Written problem
What is the number of lines in the entries that include the word "Marcia"? Respond with the number only.

Data excerpts
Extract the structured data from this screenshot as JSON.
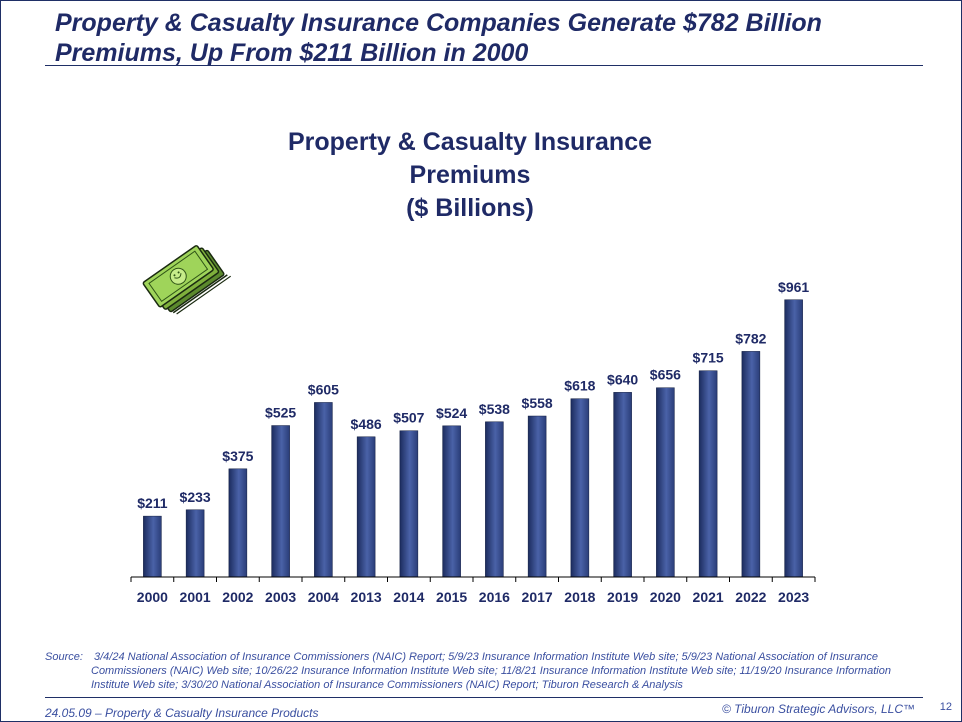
{
  "slide": {
    "title_line1": "Property & Casualty Insurance Companies Generate $782 Billion",
    "title_line2": "Premiums, Up From $211 Billion in 2000",
    "source_label": "Source:",
    "source_text": "3/4/24 National Association of Insurance Commissioners (NAIC) Report; 5/9/23 Insurance Information Institute Web site; 5/9/23 National Association of Insurance Commissioners (NAIC) Web site; 10/26/22 Insurance Information Institute Web site; 11/8/21 Insurance Information Institute Web site; 11/19/20 Insurance Information Institute Web site; 3/30/20 National Association of Insurance Commissioners (NAIC) Report; Tiburon Research & Analysis",
    "footer_left": "24.05.09 – Property & Casualty Insurance Products",
    "footer_right": "© Tiburon Strategic Advisors, LLC™",
    "page_number": "12",
    "icon": "money-stack-icon"
  },
  "colors": {
    "title": "#1f2a66",
    "bar_dark": "#1c2c5e",
    "bar_light": "#5a72b8",
    "source_text": "#3a4fa0"
  },
  "chart_data": {
    "type": "bar",
    "title_lines": [
      "Property & Casualty Insurance",
      "Premiums",
      "($ Billions)"
    ],
    "categories": [
      "2000",
      "2001",
      "2002",
      "2003",
      "2004",
      "2013",
      "2014",
      "2015",
      "2016",
      "2017",
      "2018",
      "2019",
      "2020",
      "2021",
      "2022",
      "2023"
    ],
    "values": [
      211,
      233,
      375,
      525,
      605,
      486,
      507,
      524,
      538,
      558,
      618,
      640,
      656,
      715,
      782,
      961
    ],
    "value_labels": [
      "$211",
      "$233",
      "$375",
      "$525",
      "$605",
      "$486",
      "$507",
      "$524",
      "$538",
      "$558",
      "$618",
      "$640",
      "$656",
      "$715",
      "$782",
      "$961"
    ],
    "xlabel": "",
    "ylabel": "",
    "ylim": [
      0,
      1000
    ],
    "grid": false,
    "legend": "none"
  }
}
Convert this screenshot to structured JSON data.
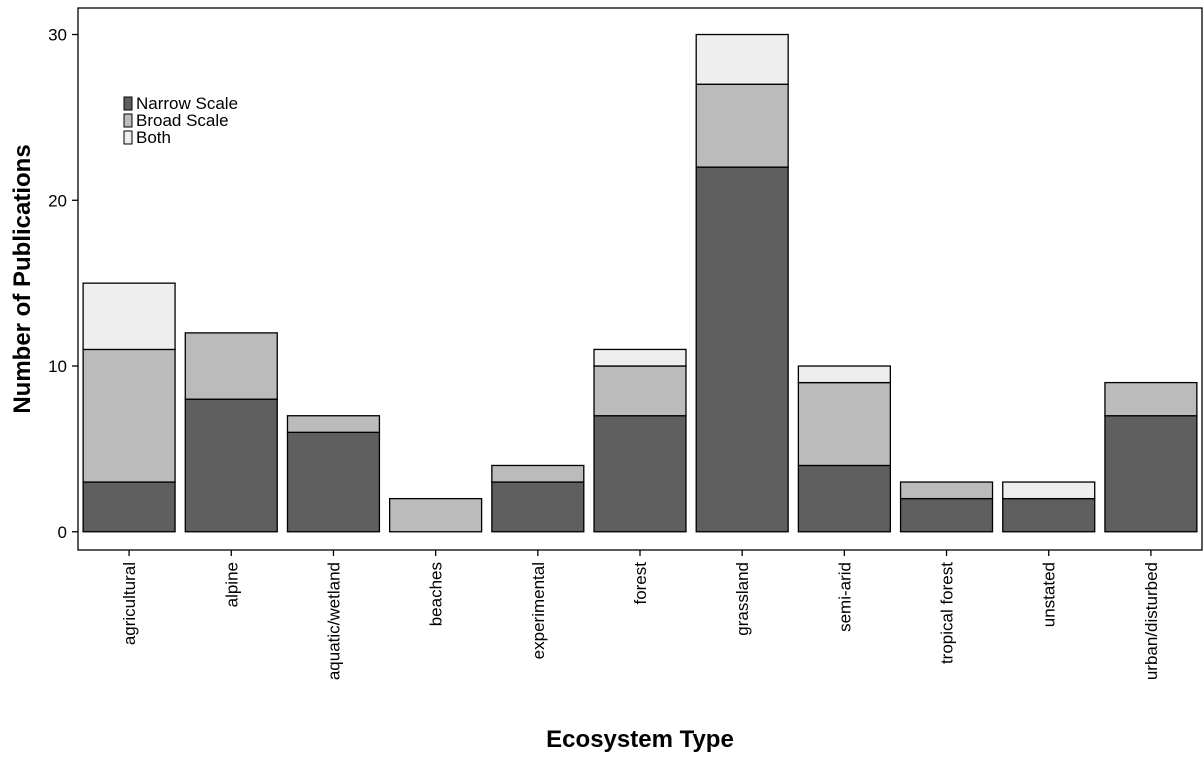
{
  "chart_data": {
    "type": "bar",
    "stacked": true,
    "categories": [
      "agricultural",
      "alpine",
      "aquatic/wetland",
      "beaches",
      "experimental",
      "forest",
      "grassland",
      "semi-arid",
      "tropical forest",
      "unstated",
      "urban/disturbed"
    ],
    "series": [
      {
        "name": "Narrow Scale",
        "values": [
          3,
          8,
          6,
          0,
          3,
          7,
          22,
          4,
          2,
          2,
          7
        ]
      },
      {
        "name": "Broad Scale",
        "values": [
          8,
          4,
          1,
          2,
          1,
          3,
          5,
          5,
          1,
          0,
          2
        ]
      },
      {
        "name": "Both",
        "values": [
          4,
          0,
          0,
          0,
          0,
          1,
          3,
          1,
          0,
          1,
          0
        ]
      }
    ],
    "xlabel": "Ecosystem Type",
    "ylabel": "Number of Publications",
    "ylim": [
      -1.1,
      31.6
    ],
    "yticks": [
      "0",
      "10",
      "20",
      "30"
    ],
    "legend": "top-left, inside plot",
    "grid": false,
    "colors": {
      "Narrow Scale": "#5f5f5f",
      "Broad Scale": "#bbbbbb",
      "Both": "#eeeeee",
      "outline": "#000000"
    }
  }
}
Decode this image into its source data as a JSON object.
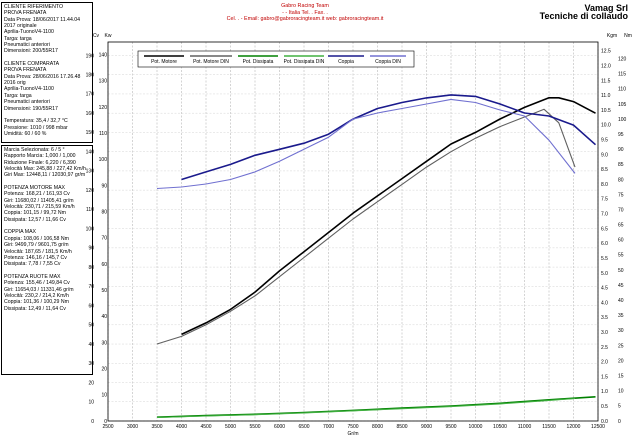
{
  "header": {
    "line1": "Gabro Racing Team",
    "line2": "- - Italia Tel. . Fax. .",
    "line3": "Cel. . - Email: gabro@gabroracingteam.it web: gabroracingteam.it",
    "brand1": "Vamag Srl",
    "brand2": "Tecniche di collaudo"
  },
  "reference_panel": {
    "lines": [
      "CLIENTE RIFERIMENTO",
      "PROVA FRENATA",
      "Data Prova: 18/06/2017 11.44.04",
      "2017 originale",
      "Aprilia-TuonoV4-1100",
      "Targa: targa",
      "Pneumatici anteriori",
      "Dimensioni: 200/55R17",
      "",
      "CLIENTE COMPARATA",
      "PROVA FRENATA",
      "Data Prova: 28/06/2016 17.26.48",
      "2016 orig",
      "Aprilia-TuonoV4-1100",
      "Targa: targa",
      "Pneumatici anteriori",
      "Dimensioni: 190/55R17",
      "",
      "Temperatura: 35,4 / 32,7 °C",
      "Pressione: 1010 / 998 mbar",
      "Umidità: 60 / 60 %"
    ]
  },
  "stats_panel": {
    "lines": [
      "Marcia Selezionata: 6 / 5 °",
      "Rapporto Marcia: 1,000 / 1,000",
      "Riduzione Finale: 6,220 / 6,390",
      "Velocità Max: 245,88 / 227,42 Km/h",
      "Giri Max: 12448,11 / 12030,97 gr/m",
      "",
      "POTENZA MOTORE MAX",
      "Potenza: 168,21 / 161,93 Cv",
      "Giri: 11680,02 / 11405,41 gr/m",
      "Velocità: 230,71 / 215,59 Km/h",
      "Coppia: 101,15 / 99,72 Nm",
      "Dissipata: 12,57 / 11,66 Cv",
      "",
      "COPPIA MAX",
      "Coppia: 108,06 / 106,58 Nm",
      "Giri: 9499,79 / 9601,75 gr/m",
      "Velocità: 187,65 / 181,5 Km/h",
      "Potenza: 146,16 / 145,7 Cv",
      "Dissipata: 7,78 / 7,55 Cv",
      "",
      "POTENZA RUOTE MAX",
      "Potenza: 155,46 / 149,84 Cv",
      "Giri: 11654,03 / 11331,46 gr/m",
      "Velocità: 230,2 / 214,2 Km/h",
      "Coppia: 101,36 / 100,29 Nm",
      "Dissipata: 12,49 / 11,64 Cv"
    ]
  },
  "chart_data": {
    "type": "line",
    "xlabel": "Gr/m",
    "xlim": [
      2500,
      12500
    ],
    "x_ticks": [
      2500,
      3000,
      3500,
      4000,
      4500,
      5000,
      5500,
      6000,
      6500,
      7000,
      7500,
      8000,
      8500,
      9000,
      9500,
      10000,
      10500,
      11000,
      11500,
      12000,
      12500
    ],
    "y_left_label": "Cv",
    "y_left_ticks": [
      0,
      10,
      20,
      30,
      40,
      50,
      60,
      70,
      80,
      90,
      100,
      110,
      120,
      130,
      140,
      150,
      160,
      170,
      180,
      190
    ],
    "y_left2_label": "Kw",
    "y_left2_ticks": [
      0,
      10,
      20,
      30,
      40,
      50,
      60,
      70,
      80,
      90,
      100,
      110,
      120,
      130,
      140
    ],
    "y_right_label": "Kgm",
    "y_right_ticks": [
      0.0,
      0.5,
      1.0,
      1.5,
      2.0,
      2.5,
      3.0,
      3.5,
      4.0,
      4.5,
      5.0,
      5.5,
      6.0,
      6.5,
      7.0,
      7.5,
      8.0,
      8.5,
      9.0,
      9.5,
      10.0,
      10.5,
      11.0,
      11.5,
      12.0,
      12.5
    ],
    "y_right2_label": "Nm",
    "y_right2_ticks": [
      0,
      5,
      10,
      15,
      20,
      25,
      30,
      35,
      40,
      45,
      50,
      55,
      60,
      65,
      70,
      75,
      80,
      85,
      90,
      95,
      100,
      105,
      110,
      115,
      120
    ],
    "ylim": [
      0,
      197
    ],
    "grid": true,
    "legend_position": "top",
    "series": [
      {
        "name": "Pot. Motore",
        "color": "#000000",
        "axis": "cv",
        "x": [
          4000,
          4500,
          5000,
          5500,
          6000,
          6500,
          7000,
          7500,
          8000,
          8500,
          9000,
          9500,
          10000,
          10500,
          11000,
          11500,
          11700,
          12000,
          12450
        ],
        "values": [
          45,
          51,
          58,
          67,
          78,
          88,
          98,
          108,
          117,
          126,
          135,
          144,
          150,
          157,
          163,
          168,
          168,
          166,
          160
        ]
      },
      {
        "name": "Pot. Motore DIN",
        "color": "#606060",
        "axis": "cv",
        "x": [
          3500,
          4000,
          4500,
          5000,
          5500,
          6000,
          6500,
          7000,
          7500,
          8000,
          8500,
          9000,
          9500,
          10000,
          10500,
          11000,
          11400,
          11700,
          12030
        ],
        "values": [
          40,
          44,
          50,
          57,
          65,
          75,
          85,
          95,
          105,
          114,
          123,
          132,
          140,
          147,
          153,
          158,
          162,
          155,
          132
        ]
      },
      {
        "name": "Pot. Dissipata",
        "color": "#008000",
        "axis": "cv",
        "x": [
          3500,
          4500,
          5500,
          6500,
          7500,
          8500,
          9500,
          10500,
          11500,
          12450
        ],
        "values": [
          2,
          2.8,
          3.5,
          4.4,
          5.5,
          6.7,
          7.8,
          9.2,
          11,
          12.6
        ]
      },
      {
        "name": "Pot. Dissipata DIN",
        "color": "#40b040",
        "axis": "cv",
        "x": [
          3500,
          4500,
          5500,
          6500,
          7500,
          8500,
          9500,
          10500,
          11500,
          12030
        ],
        "values": [
          1.8,
          2.6,
          3.3,
          4.2,
          5.3,
          6.4,
          7.5,
          8.9,
          10.7,
          11.7
        ]
      },
      {
        "name": "Coppia",
        "color": "#1a1a8c",
        "axis": "nm",
        "x": [
          4000,
          4500,
          5000,
          5500,
          6000,
          6500,
          7000,
          7500,
          8000,
          8500,
          9000,
          9500,
          10000,
          10500,
          11000,
          11500,
          12000,
          12450
        ],
        "values": [
          80,
          82.5,
          85,
          88,
          90,
          92,
          95,
          100,
          103.5,
          105.5,
          107,
          108,
          107.5,
          105,
          102,
          101,
          98,
          91.5
        ]
      },
      {
        "name": "Coppia DIN",
        "color": "#7070d0",
        "axis": "nm",
        "x": [
          3500,
          4000,
          4500,
          5000,
          5500,
          6000,
          6500,
          7000,
          7500,
          8000,
          8500,
          9000,
          9500,
          10000,
          10500,
          11000,
          11500,
          12030
        ],
        "values": [
          77,
          77.5,
          78.5,
          80,
          82.5,
          86,
          90,
          94,
          100,
          102,
          103.5,
          105,
          106.5,
          105.5,
          103,
          101,
          93,
          82
        ]
      }
    ]
  }
}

The completed task
2